* PROVIDED DATA:
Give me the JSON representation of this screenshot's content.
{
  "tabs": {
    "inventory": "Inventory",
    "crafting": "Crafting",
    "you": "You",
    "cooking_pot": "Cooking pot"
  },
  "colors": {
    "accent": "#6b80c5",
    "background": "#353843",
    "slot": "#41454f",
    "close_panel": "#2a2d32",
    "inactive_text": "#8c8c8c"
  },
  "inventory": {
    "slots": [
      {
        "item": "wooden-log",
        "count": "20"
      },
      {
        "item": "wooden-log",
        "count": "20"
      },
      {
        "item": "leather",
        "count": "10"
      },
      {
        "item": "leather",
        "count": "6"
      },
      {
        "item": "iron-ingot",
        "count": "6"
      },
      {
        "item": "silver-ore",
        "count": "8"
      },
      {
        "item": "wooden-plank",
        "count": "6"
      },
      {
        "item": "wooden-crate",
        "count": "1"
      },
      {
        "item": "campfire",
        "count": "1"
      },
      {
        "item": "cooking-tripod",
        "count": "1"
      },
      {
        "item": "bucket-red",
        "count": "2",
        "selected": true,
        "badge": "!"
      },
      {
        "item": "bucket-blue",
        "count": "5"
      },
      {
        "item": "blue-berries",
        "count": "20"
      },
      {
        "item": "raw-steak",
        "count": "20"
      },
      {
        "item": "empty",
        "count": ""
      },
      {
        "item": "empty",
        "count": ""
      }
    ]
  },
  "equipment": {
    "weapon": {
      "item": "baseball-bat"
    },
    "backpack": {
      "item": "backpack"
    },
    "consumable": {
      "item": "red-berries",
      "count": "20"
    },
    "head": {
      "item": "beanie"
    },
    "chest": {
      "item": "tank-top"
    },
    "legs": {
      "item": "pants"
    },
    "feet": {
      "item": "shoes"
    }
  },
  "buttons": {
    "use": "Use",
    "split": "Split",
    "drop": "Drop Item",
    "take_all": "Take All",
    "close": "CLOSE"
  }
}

* WHAT YOU ARE ASKED TO DO: Please set down all the data word for word.

* THE ANSWER:
Give me the JSON representation of this screenshot's content.
{
  "tabs": {
    "inventory": "Inventory",
    "crafting": "Crafting",
    "you": "You",
    "cooking_pot": "Cooking pot"
  },
  "colors": {
    "accent": "#6b80c5",
    "background": "#353843",
    "slot": "#41454f",
    "close_panel": "#2a2d32",
    "inactive_text": "#8c8c8c"
  },
  "inventory": {
    "slots": [
      {
        "item": "wooden-log",
        "count": "20"
      },
      {
        "item": "wooden-log",
        "count": "20"
      },
      {
        "item": "leather",
        "count": "10"
      },
      {
        "item": "leather",
        "count": "6"
      },
      {
        "item": "iron-ingot",
        "count": "6"
      },
      {
        "item": "silver-ore",
        "count": "8"
      },
      {
        "item": "wooden-plank",
        "count": "6"
      },
      {
        "item": "wooden-crate",
        "count": "1"
      },
      {
        "item": "campfire",
        "count": "1"
      },
      {
        "item": "cooking-tripod",
        "count": "1"
      },
      {
        "item": "bucket-red",
        "count": "2",
        "selected": true,
        "badge": "!"
      },
      {
        "item": "bucket-blue",
        "count": "5"
      },
      {
        "item": "blue-berries",
        "count": "20"
      },
      {
        "item": "raw-steak",
        "count": "20"
      },
      {
        "item": "empty",
        "count": ""
      },
      {
        "item": "empty",
        "count": ""
      }
    ]
  },
  "equipment": {
    "weapon": {
      "item": "baseball-bat"
    },
    "backpack": {
      "item": "backpack"
    },
    "consumable": {
      "item": "red-berries",
      "count": "20"
    },
    "head": {
      "item": "beanie"
    },
    "chest": {
      "item": "tank-top"
    },
    "legs": {
      "item": "pants"
    },
    "feet": {
      "item": "shoes"
    }
  },
  "buttons": {
    "use": "Use",
    "split": "Split",
    "drop": "Drop Item",
    "take_all": "Take All",
    "close": "CLOSE"
  }
}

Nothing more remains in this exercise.